--- Records supplied ---
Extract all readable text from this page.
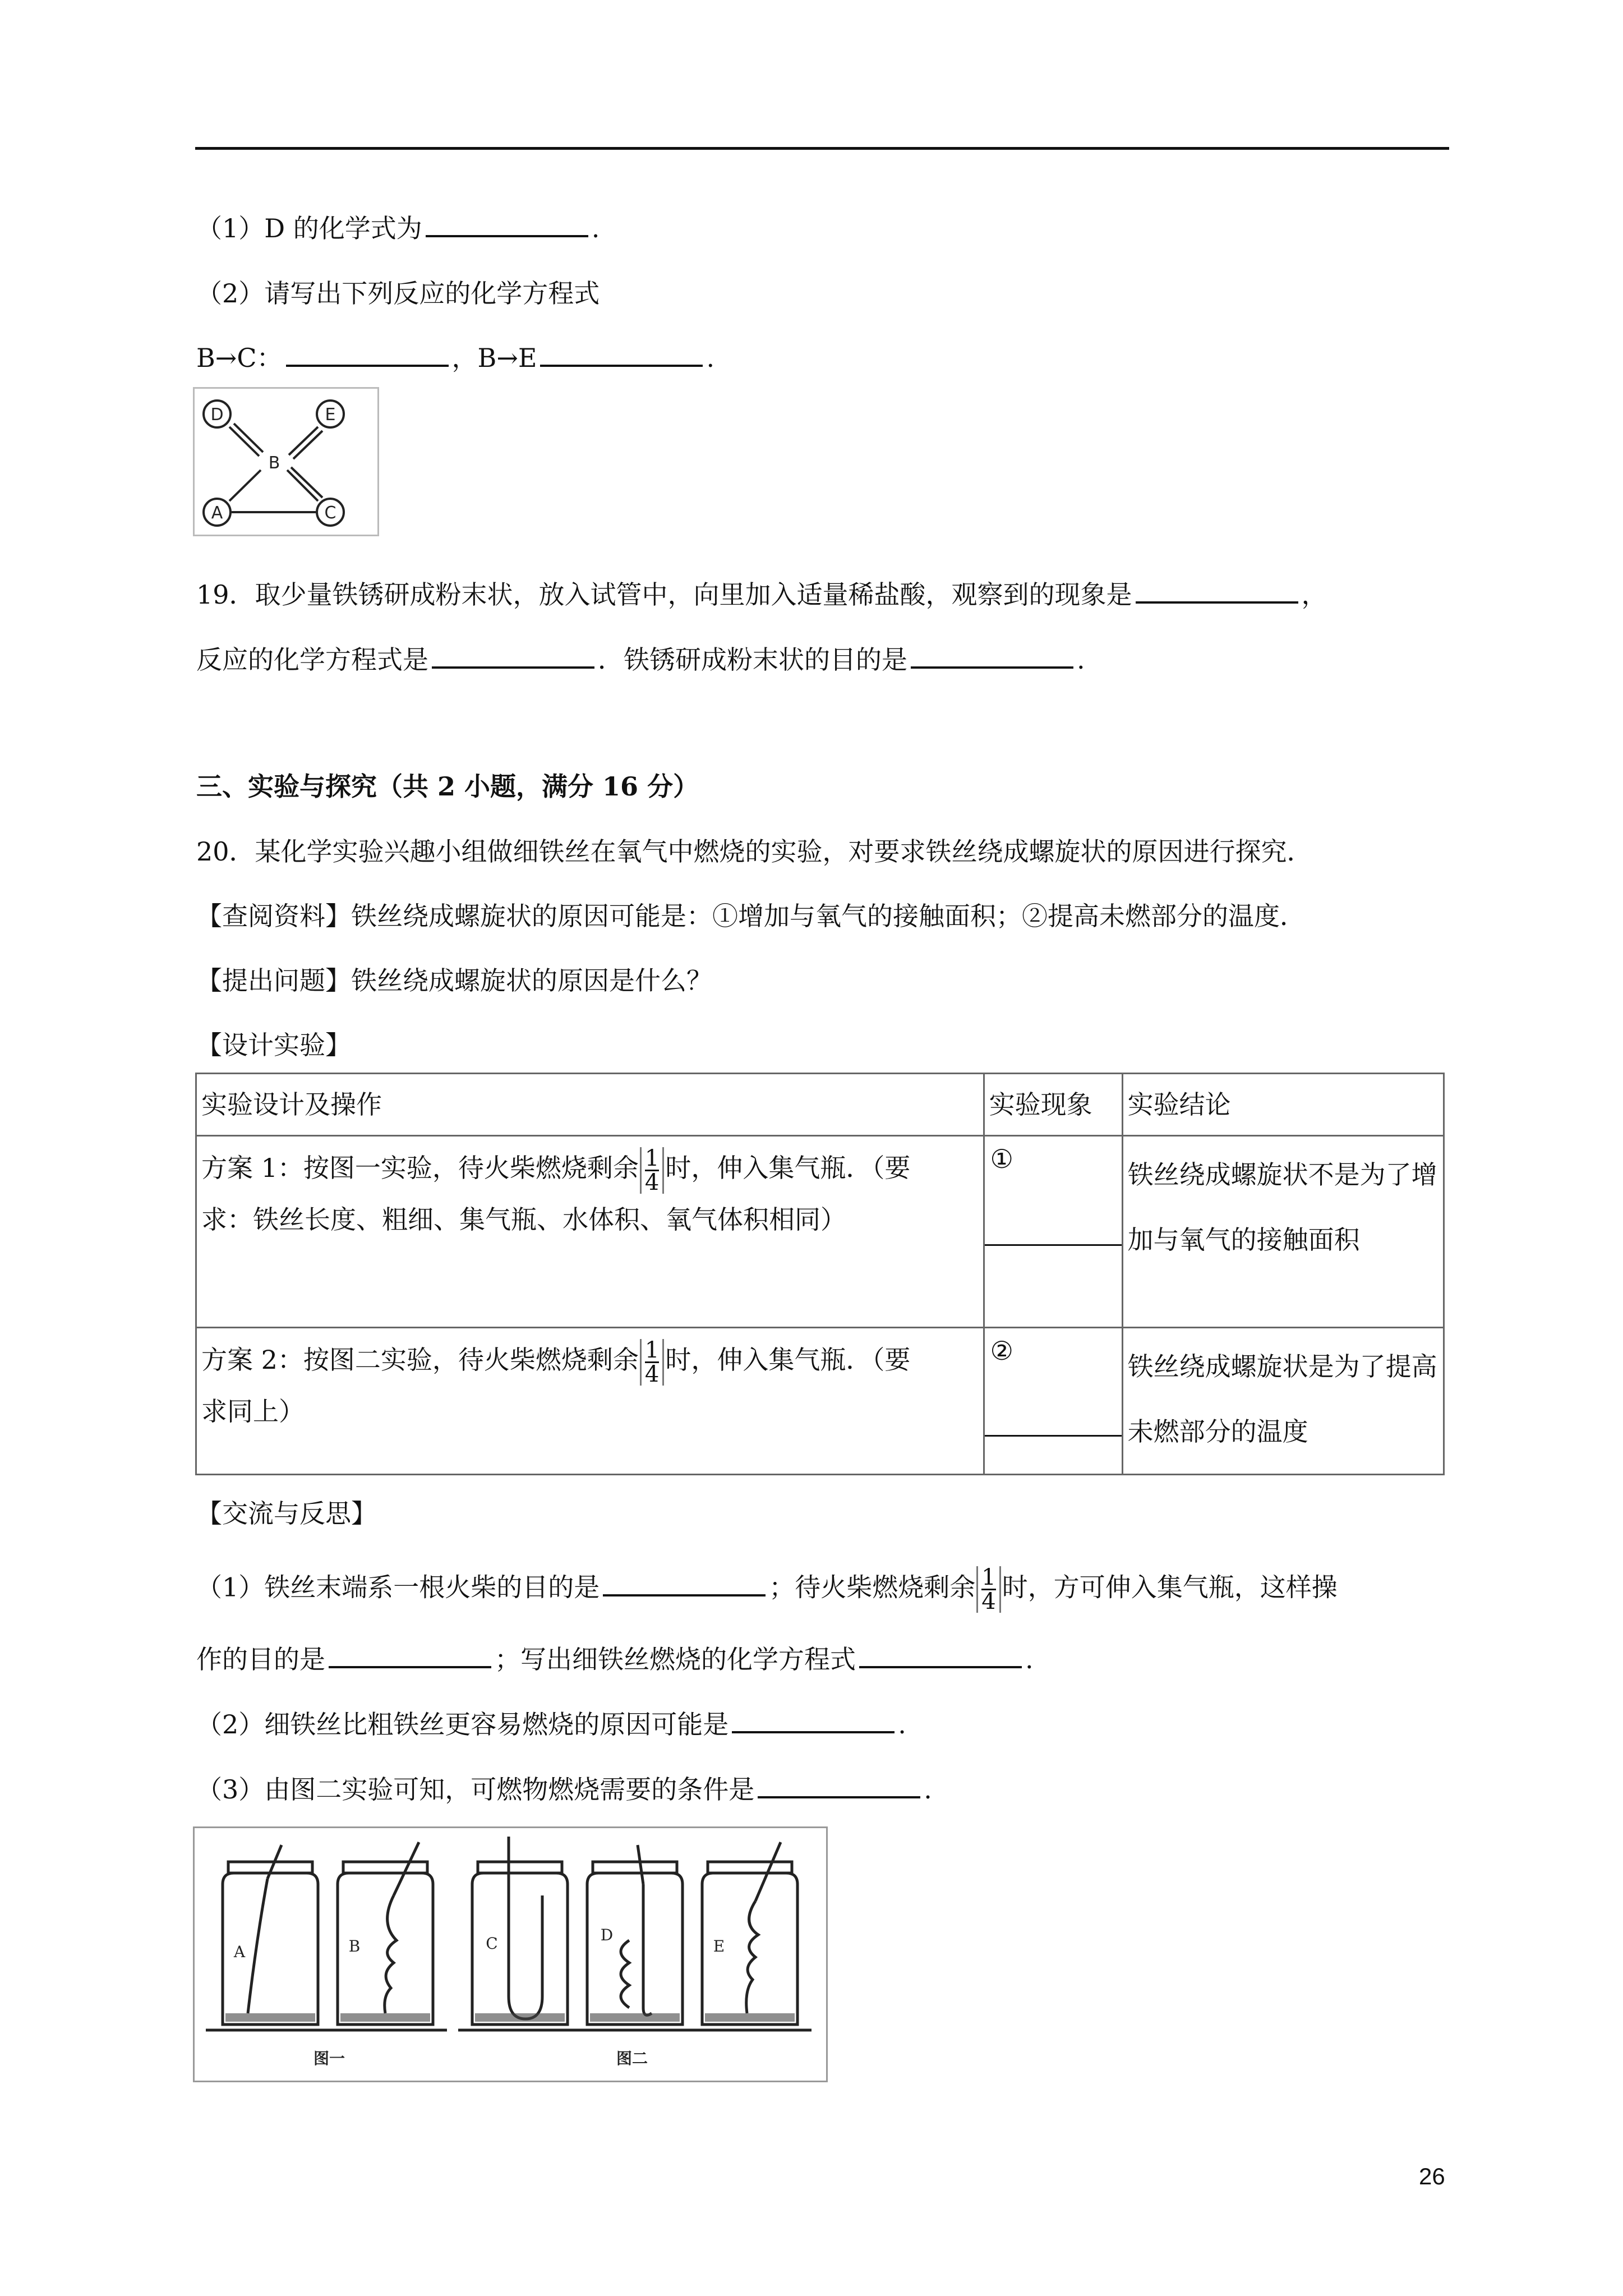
（1）D 的化学式为	.
（2）请写出下列反应的化学方程式
B→C：	，B→E	.
D	E
B
A	C
19．取少量铁锈研成粉末状，放入试管中，向里加入适量稀盐酸，观察到的现象是	，
反应的化学方程式是	．铁锈研成粉末状的目的是	.
三、实验与探究（共 2 小题，满分 16 分）
20．某化学实验兴趣小组做细铁丝在氧气中燃烧的实验，对要求铁丝绕成螺旋状的原因进行探究．
【查阅资料】铁丝绕成螺旋状的原因可能是：①增加与氧气的接触面积；②提高未燃部分的温度．
【提出问题】铁丝绕成螺旋状的原因是什么？
【设计实验】
实验设计及操作	实验现象	实验结论
方案 1：按图一实验，待火柴燃烧剩余 $\frac{1}{4}$ 时，伸入集气瓶．（要
求：铁丝长度、粗细、集气瓶、水体积、氧气体积相同）	①	铁丝绕成螺旋状不是为了增加与氧气的接触面积
方案 2：按图二实验，待火柴燃烧剩余 $\frac{1}{4}$ 时，伸入集气瓶．（要
求同上）	②	铁丝绕成螺旋状是为了提高未燃部分的温度
【交流与反思】
（1）铁丝末端系一根火柴的目的是	；待火柴燃烧剩余 $\frac{1}{4}$ 时，方可伸入集气瓶，这样操
作的目的是	；写出细铁丝燃烧的化学方程式	.
（2）细铁丝比粗铁丝更容易燃烧的原因可能是	.
（3）由图二实验可知，可燃物燃烧需要的条件是	.
A	B	C	D
E
图一	图二
26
---
• [Work to be completed]:
Return the full material word for word. Do not include the pictures.

• [Complete response]:
Extract all readable text from this page.
（1）D 的化学式为	.
（2）请写出下列反应的化学方程式
B→C：	，B→E	.
D	E
B
A	C
19．取少量铁锈研成粉末状，放入试管中，向里加入适量稀盐酸，观察到的现象是	，
反应的化学方程式是	．铁锈研成粉末状的目的是	.
三、实验与探究（共 2 小题，满分 16 分）
20．某化学实验兴趣小组做细铁丝在氧气中燃烧的实验，对要求铁丝绕成螺旋状的原因进行探究．
【查阅资料】铁丝绕成螺旋状的原因可能是：①增加与氧气的接触面积；②提高未燃部分的温度．
【提出问题】铁丝绕成螺旋状的原因是什么？
【设计实验】
实验设计及操作	实验现象	实验结论
方案 1：按图一实验，待火柴燃烧剩余 $\frac{1}{4}$ 时，伸入集气瓶．（要
求：铁丝长度、粗细、集气瓶、水体积、氧气体积相同）	①	铁丝绕成螺旋状不是为了增加与氧气的接触面积
方案 2：按图二实验，待火柴燃烧剩余 $\frac{1}{4}$ 时，伸入集气瓶．（要
求同上）	②	铁丝绕成螺旋状是为了提高未燃部分的温度
【交流与反思】
（1）铁丝末端系一根火柴的目的是	；待火柴燃烧剩余 $\frac{1}{4}$ 时，方可伸入集气瓶，这样操
作的目的是	；写出细铁丝燃烧的化学方程式	.
（2）细铁丝比粗铁丝更容易燃烧的原因可能是	.
（3）由图二实验可知，可燃物燃烧需要的条件是	.
A	B	C	D
E
图一	图二
26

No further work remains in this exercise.